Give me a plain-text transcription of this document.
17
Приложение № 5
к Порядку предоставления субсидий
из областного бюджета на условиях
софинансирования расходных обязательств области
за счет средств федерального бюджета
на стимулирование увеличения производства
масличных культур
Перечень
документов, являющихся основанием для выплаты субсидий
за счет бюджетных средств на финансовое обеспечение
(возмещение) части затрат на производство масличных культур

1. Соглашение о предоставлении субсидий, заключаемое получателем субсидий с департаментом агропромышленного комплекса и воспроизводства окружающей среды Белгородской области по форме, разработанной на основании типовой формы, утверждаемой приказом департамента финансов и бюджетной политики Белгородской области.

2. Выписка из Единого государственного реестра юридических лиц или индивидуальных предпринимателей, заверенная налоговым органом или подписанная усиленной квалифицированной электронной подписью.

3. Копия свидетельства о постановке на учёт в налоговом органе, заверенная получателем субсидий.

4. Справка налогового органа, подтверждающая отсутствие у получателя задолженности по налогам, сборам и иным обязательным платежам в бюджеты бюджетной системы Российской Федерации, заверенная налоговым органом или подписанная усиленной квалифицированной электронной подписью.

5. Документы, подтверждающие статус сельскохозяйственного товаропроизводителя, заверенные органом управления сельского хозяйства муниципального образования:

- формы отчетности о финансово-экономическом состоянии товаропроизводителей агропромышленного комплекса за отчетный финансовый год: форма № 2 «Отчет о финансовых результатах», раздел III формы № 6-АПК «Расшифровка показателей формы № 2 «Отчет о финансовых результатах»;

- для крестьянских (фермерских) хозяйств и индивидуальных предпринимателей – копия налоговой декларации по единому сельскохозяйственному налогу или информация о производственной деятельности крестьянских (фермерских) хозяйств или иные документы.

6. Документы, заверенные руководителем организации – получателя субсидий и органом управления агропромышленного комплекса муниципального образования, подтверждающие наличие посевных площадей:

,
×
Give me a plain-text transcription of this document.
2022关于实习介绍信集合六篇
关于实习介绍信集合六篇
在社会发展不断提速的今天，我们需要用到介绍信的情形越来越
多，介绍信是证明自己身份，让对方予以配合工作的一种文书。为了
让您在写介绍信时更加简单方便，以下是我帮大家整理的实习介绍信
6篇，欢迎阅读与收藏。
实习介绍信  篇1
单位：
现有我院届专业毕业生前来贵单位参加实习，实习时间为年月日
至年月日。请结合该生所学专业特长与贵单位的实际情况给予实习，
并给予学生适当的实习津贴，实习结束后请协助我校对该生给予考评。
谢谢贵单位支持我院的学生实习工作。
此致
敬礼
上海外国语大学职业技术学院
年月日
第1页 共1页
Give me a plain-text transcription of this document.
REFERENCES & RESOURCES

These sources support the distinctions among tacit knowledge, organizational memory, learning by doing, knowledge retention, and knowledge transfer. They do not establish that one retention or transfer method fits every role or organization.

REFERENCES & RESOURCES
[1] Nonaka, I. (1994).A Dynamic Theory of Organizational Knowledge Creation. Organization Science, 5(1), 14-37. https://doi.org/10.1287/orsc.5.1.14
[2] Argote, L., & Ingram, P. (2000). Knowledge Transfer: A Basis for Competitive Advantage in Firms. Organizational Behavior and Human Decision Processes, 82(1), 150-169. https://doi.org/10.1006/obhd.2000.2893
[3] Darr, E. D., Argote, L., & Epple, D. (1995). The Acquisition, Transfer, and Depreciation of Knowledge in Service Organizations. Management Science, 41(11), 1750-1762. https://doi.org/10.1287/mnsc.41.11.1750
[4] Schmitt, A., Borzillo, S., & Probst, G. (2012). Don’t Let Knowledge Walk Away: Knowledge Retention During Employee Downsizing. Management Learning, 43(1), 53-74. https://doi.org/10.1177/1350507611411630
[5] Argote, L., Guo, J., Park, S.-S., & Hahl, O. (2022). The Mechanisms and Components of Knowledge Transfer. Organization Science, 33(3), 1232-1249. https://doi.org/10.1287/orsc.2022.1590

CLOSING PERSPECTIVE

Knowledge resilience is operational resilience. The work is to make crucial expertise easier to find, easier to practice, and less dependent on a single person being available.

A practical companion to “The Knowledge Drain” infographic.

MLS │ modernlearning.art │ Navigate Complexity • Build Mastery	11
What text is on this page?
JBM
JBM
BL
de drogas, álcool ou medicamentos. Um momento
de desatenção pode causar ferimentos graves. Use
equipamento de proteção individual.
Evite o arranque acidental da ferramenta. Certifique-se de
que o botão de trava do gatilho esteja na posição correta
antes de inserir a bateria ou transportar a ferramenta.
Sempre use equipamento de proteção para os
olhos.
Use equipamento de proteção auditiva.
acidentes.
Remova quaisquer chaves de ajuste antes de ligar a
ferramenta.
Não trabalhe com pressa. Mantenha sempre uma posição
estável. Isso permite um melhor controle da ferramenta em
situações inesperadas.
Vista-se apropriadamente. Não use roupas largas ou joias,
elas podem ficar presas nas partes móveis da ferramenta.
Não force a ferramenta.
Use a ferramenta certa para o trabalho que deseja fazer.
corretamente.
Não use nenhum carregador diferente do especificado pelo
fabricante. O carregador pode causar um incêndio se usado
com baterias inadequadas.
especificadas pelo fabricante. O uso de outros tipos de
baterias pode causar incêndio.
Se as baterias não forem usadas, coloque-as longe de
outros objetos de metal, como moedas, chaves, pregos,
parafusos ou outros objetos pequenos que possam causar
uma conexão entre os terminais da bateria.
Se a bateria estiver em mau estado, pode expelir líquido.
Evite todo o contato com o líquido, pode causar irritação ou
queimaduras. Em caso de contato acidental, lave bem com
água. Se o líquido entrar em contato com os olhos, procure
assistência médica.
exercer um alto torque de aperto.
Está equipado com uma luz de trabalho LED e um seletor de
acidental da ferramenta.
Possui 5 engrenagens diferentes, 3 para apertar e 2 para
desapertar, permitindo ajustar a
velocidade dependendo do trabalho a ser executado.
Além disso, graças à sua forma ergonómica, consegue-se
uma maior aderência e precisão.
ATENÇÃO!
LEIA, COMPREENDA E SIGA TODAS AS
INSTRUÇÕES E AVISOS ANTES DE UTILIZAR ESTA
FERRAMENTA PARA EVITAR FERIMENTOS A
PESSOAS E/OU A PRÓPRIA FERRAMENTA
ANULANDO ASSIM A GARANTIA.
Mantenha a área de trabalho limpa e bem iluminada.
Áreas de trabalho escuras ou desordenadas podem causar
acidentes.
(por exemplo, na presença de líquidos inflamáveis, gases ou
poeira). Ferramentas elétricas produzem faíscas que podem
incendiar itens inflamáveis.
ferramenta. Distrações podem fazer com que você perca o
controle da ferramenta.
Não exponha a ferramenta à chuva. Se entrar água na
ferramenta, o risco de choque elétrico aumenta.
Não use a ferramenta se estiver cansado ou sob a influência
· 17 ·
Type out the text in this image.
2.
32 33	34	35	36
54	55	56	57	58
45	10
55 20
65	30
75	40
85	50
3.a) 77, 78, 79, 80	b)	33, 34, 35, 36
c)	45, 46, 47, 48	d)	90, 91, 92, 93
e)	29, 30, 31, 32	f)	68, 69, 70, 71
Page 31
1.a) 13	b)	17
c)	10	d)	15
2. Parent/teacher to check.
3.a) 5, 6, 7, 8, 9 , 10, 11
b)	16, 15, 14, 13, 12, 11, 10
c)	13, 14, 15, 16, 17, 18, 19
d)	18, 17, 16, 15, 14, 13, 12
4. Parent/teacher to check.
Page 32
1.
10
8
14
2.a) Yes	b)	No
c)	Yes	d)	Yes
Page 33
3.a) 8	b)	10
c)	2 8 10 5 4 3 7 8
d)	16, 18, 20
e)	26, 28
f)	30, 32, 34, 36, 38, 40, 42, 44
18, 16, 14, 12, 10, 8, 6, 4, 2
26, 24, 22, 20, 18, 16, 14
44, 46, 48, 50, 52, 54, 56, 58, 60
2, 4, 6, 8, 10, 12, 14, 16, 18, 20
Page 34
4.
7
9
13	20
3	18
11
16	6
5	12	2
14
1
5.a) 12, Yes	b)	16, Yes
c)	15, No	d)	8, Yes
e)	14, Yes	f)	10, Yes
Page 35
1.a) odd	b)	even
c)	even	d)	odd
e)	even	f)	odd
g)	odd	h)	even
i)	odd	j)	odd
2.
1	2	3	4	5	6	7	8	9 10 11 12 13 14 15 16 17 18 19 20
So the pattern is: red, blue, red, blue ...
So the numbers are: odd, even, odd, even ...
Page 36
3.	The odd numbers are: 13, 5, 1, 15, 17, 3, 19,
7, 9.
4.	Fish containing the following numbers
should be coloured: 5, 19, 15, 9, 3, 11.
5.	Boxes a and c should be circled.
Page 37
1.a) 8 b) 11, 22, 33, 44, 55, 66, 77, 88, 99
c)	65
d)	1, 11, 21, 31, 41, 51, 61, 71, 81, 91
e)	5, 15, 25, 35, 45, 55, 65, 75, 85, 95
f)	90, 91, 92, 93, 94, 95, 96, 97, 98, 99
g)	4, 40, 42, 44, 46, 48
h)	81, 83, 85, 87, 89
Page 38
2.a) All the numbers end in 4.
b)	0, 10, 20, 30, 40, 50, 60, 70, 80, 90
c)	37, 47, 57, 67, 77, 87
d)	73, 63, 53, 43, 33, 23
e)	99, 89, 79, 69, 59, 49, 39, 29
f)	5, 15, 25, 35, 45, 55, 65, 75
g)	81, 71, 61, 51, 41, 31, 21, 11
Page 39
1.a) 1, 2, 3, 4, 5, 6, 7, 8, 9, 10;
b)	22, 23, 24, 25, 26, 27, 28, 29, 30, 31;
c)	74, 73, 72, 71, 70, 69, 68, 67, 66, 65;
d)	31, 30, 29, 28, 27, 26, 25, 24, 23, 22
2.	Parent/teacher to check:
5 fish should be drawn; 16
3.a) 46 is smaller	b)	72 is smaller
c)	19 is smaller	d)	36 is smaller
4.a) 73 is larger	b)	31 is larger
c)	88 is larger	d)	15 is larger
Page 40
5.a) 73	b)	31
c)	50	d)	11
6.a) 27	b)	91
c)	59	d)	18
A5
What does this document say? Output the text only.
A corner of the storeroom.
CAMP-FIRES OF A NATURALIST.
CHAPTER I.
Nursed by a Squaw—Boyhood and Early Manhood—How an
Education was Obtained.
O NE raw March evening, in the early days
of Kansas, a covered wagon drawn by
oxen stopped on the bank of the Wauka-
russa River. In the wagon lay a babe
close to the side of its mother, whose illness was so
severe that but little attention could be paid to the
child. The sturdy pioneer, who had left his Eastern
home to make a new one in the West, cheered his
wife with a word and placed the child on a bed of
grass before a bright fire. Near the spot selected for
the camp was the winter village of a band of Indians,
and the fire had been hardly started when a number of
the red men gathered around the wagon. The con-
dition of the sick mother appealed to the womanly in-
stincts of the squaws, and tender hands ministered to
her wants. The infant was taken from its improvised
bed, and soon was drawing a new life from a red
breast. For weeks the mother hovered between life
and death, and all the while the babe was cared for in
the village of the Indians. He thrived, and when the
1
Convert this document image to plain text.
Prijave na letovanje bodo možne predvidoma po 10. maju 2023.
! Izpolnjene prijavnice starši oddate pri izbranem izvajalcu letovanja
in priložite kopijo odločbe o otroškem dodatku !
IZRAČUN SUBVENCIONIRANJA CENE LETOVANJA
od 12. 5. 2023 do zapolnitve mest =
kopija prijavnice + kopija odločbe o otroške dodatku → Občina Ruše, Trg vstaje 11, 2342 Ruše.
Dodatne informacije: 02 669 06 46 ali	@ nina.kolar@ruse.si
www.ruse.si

Task to complete ->
Only a number is wanted: how many lines of the material include the word "trabalho".

Exercise answer ->
5